## What you have to do
Extract the listing below in full, unchanged.

:: Data ::

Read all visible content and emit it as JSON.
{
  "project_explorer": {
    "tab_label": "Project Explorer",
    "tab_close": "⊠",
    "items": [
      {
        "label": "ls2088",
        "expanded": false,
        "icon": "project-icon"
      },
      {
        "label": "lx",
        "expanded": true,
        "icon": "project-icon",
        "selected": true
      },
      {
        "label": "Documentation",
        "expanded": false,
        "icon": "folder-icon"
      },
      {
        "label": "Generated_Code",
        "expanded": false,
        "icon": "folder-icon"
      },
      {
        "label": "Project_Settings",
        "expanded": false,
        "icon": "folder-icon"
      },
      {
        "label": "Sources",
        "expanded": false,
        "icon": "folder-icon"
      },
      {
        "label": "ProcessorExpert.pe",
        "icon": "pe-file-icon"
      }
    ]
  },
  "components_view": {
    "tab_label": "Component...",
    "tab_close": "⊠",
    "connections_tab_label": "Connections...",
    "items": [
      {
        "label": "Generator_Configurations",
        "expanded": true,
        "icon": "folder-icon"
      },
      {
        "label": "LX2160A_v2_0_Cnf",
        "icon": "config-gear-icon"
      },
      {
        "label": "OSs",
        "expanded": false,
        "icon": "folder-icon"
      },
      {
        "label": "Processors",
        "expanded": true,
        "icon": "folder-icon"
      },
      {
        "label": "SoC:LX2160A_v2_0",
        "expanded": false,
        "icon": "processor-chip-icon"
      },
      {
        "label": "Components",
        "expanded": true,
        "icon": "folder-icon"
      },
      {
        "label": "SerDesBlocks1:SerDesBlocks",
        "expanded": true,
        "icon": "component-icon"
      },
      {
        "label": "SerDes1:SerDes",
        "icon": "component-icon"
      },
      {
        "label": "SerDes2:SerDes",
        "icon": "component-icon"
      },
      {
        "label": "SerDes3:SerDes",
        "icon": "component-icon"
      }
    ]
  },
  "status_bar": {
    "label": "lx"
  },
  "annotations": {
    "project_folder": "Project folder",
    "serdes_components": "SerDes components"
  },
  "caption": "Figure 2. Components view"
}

:::

## Task response
Read all visible content and emit it as JSON.
{
  "project_explorer": {
    "tab_label": "Project Explorer",
    "tab_close": "⊠",
    "items": [
      {
        "label": "ls2088",
        "expanded": false,
        "icon": "project-icon"
      },
      {
        "label": "lx",
        "expanded": true,
        "icon": "project-icon",
        "selected": true
      },
      {
        "label": "Documentation",
        "expanded": false,
        "icon": "folder-icon"
      },
      {
        "label": "Generated_Code",
        "expanded": false,
        "icon": "folder-icon"
      },
      {
        "label": "Project_Settings",
        "expanded": false,
        "icon": "folder-icon"
      },
      {
        "label": "Sources",
        "expanded": false,
        "icon": "folder-icon"
      },
      {
        "label": "ProcessorExpert.pe",
        "icon": "pe-file-icon"
      }
    ]
  },
  "components_view": {
    "tab_label": "Component...",
    "tab_close": "⊠",
    "connections_tab_label": "Connections...",
    "items": [
      {
        "label": "Generator_Configurations",
        "expanded": true,
        "icon": "folder-icon"
      },
      {
        "label": "LX2160A_v2_0_Cnf",
        "icon": "config-gear-icon"
      },
      {
        "label": "OSs",
        "expanded": false,
        "icon": "folder-icon"
      },
      {
        "label": "Processors",
        "expanded": true,
        "icon": "folder-icon"
      },
      {
        "label": "SoC:LX2160A_v2_0",
        "expanded": false,
        "icon": "processor-chip-icon"
      },
      {
        "label": "Components",
        "expanded": true,
        "icon": "folder-icon"
      },
      {
        "label": "SerDesBlocks1:SerDesBlocks",
        "expanded": true,
        "icon": "component-icon"
      },
      {
        "label": "SerDes1:SerDes",
        "icon": "component-icon"
      },
      {
        "label": "SerDes2:SerDes",
        "icon": "component-icon"
      },
      {
        "label": "SerDes3:SerDes",
        "icon": "component-icon"
      }
    ]
  },
  "status_bar": {
    "label": "lx"
  },
  "annotations": {
    "project_folder": "Project folder",
    "serdes_components": "SerDes components"
  },
  "caption": "Figure 2. Components view"
}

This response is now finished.